From the material below, extract the run of lines that starts with the line containing "Output each element" and ends with the line containing "285, 317, 312]", both included. Copy them without changing a character.

--- START ---

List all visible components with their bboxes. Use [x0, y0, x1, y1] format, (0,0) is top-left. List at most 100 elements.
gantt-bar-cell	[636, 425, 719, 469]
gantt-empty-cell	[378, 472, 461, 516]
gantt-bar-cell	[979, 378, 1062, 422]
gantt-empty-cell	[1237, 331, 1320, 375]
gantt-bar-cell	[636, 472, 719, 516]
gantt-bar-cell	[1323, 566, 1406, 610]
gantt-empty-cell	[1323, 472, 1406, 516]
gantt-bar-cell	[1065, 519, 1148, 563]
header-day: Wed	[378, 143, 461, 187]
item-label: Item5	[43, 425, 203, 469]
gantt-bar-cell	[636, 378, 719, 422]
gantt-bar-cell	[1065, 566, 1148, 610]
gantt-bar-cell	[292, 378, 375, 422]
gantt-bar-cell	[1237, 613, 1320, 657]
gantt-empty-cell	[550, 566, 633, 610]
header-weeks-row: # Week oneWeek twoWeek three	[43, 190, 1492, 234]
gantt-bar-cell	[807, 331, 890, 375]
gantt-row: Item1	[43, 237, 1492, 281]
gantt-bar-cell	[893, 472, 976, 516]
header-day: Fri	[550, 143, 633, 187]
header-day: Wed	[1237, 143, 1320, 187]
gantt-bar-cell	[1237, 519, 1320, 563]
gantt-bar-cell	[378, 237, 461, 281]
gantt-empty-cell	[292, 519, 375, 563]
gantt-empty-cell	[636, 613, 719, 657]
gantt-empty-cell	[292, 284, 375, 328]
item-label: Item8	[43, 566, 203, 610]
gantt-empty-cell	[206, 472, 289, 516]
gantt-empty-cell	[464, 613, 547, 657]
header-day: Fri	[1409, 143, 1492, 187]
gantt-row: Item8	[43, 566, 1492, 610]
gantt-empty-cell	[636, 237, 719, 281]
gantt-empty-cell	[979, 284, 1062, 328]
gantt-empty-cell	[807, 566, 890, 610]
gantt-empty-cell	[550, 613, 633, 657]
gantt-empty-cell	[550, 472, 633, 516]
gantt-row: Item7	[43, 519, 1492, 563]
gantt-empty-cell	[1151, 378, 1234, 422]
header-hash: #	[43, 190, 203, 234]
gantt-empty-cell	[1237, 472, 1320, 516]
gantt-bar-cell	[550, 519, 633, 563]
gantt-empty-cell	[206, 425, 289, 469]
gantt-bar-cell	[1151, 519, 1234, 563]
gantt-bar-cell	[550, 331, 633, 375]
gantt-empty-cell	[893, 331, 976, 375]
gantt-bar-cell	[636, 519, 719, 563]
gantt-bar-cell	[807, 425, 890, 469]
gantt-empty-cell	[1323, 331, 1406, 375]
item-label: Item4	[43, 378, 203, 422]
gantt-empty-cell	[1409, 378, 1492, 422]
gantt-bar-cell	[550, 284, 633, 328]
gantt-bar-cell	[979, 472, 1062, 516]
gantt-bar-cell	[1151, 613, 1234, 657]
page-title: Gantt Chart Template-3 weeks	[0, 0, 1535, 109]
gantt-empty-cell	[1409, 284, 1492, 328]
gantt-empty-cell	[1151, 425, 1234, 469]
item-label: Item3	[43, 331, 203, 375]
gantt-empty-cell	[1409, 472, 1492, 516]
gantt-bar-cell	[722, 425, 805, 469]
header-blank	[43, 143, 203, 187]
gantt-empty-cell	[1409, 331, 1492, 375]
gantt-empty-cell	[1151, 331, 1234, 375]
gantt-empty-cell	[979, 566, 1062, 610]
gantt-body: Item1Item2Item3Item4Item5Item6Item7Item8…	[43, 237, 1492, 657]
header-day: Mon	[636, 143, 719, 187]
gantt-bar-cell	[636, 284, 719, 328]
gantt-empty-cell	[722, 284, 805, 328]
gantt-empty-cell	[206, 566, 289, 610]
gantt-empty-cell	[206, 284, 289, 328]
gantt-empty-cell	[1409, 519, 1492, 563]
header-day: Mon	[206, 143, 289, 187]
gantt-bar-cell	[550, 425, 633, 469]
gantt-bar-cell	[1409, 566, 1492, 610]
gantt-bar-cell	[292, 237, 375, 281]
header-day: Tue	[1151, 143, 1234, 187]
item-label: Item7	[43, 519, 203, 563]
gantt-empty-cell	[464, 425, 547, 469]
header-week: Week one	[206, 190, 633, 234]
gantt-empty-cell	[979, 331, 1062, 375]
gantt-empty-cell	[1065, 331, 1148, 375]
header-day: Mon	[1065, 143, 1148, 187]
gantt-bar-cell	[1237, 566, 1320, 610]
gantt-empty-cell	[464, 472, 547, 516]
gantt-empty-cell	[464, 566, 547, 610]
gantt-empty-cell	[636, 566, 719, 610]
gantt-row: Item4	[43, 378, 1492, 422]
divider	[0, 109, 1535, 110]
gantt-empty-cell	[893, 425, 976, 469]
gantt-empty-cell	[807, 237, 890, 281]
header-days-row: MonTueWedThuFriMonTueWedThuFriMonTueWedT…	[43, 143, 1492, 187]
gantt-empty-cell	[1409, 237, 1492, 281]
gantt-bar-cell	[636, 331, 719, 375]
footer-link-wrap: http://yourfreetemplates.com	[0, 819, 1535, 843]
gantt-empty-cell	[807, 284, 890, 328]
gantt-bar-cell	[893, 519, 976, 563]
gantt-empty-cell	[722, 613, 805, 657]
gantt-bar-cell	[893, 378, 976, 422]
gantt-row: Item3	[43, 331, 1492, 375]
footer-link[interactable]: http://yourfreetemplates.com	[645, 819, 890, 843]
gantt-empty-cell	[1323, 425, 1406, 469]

--- END ---
--- START ---

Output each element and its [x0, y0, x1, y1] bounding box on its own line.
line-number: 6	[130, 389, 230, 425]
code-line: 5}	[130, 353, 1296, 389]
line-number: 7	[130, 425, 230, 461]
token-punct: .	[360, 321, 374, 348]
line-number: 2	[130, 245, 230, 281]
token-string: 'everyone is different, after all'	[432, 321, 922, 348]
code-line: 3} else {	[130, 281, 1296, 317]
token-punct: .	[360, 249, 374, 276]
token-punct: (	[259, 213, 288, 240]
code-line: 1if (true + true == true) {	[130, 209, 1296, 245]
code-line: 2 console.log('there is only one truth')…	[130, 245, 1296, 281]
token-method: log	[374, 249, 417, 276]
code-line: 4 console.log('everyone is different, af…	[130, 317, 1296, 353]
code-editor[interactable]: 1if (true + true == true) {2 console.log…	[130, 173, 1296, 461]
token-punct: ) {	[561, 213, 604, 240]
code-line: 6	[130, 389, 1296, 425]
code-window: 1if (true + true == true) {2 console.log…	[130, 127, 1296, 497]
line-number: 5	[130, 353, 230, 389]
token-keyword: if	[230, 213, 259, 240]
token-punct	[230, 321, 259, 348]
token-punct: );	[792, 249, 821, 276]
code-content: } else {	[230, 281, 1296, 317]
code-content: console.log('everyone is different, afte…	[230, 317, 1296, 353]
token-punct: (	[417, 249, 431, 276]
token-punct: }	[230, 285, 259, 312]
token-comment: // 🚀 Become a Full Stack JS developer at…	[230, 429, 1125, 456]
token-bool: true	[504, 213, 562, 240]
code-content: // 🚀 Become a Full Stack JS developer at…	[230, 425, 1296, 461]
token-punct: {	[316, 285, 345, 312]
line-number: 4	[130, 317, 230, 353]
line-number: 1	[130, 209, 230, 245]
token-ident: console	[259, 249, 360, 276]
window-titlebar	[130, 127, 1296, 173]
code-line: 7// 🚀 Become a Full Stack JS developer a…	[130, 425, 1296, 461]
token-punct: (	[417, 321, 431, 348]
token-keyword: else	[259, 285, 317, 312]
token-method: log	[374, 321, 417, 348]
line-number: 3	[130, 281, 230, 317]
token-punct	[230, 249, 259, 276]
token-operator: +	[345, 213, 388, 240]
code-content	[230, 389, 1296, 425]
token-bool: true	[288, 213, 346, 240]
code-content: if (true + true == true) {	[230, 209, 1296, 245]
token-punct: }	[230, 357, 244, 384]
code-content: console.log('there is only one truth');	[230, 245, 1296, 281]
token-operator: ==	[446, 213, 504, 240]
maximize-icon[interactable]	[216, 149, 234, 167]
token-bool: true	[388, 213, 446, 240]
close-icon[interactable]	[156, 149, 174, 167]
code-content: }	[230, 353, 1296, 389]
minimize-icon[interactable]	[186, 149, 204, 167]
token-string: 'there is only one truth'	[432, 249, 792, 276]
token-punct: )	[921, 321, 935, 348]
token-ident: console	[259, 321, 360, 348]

--- END ---

→ Answer in full
Output each element and its [x0, y0, x1, y1] bounding box on its own line.
line-number: 6	[130, 389, 230, 425]
code-line: 5}	[130, 353, 1296, 389]
line-number: 7	[130, 425, 230, 461]
token-punct: .	[360, 321, 374, 348]
line-number: 2	[130, 245, 230, 281]
token-string: 'everyone is different, after all'	[432, 321, 922, 348]
code-line: 3} else {	[130, 281, 1296, 317]
token-punct: .	[360, 249, 374, 276]
token-punct: (	[259, 213, 288, 240]
code-line: 1if (true + true == true) {	[130, 209, 1296, 245]
code-line: 2 console.log('there is only one truth')…	[130, 245, 1296, 281]
token-method: log	[374, 249, 417, 276]
code-line: 4 console.log('everyone is different, af…	[130, 317, 1296, 353]
code-editor[interactable]: 1if (true + true == true) {2 console.log…	[130, 173, 1296, 461]
token-punct: ) {	[561, 213, 604, 240]
code-line: 6	[130, 389, 1296, 425]
code-window: 1if (true + true == true) {2 console.log…	[130, 127, 1296, 497]
line-number: 5	[130, 353, 230, 389]
token-keyword: if	[230, 213, 259, 240]
token-punct	[230, 321, 259, 348]
token-punct: );	[792, 249, 821, 276]
code-content: } else {	[230, 281, 1296, 317]
code-content: console.log('everyone is different, afte…	[230, 317, 1296, 353]
token-punct: (	[417, 249, 431, 276]
token-punct: }	[230, 285, 259, 312]
token-comment: // 🚀 Become a Full Stack JS developer at…	[230, 429, 1125, 456]
token-bool: true	[504, 213, 562, 240]
code-content: // 🚀 Become a Full Stack JS developer at…	[230, 425, 1296, 461]
token-punct: {	[316, 285, 345, 312]
line-number: 4	[130, 317, 230, 353]
line-number: 1	[130, 209, 230, 245]
token-ident: console	[259, 249, 360, 276]
window-titlebar	[130, 127, 1296, 173]
code-line: 7// 🚀 Become a Full Stack JS developer a…	[130, 425, 1296, 461]
token-punct: (	[417, 321, 431, 348]
token-keyword: else	[259, 285, 317, 312]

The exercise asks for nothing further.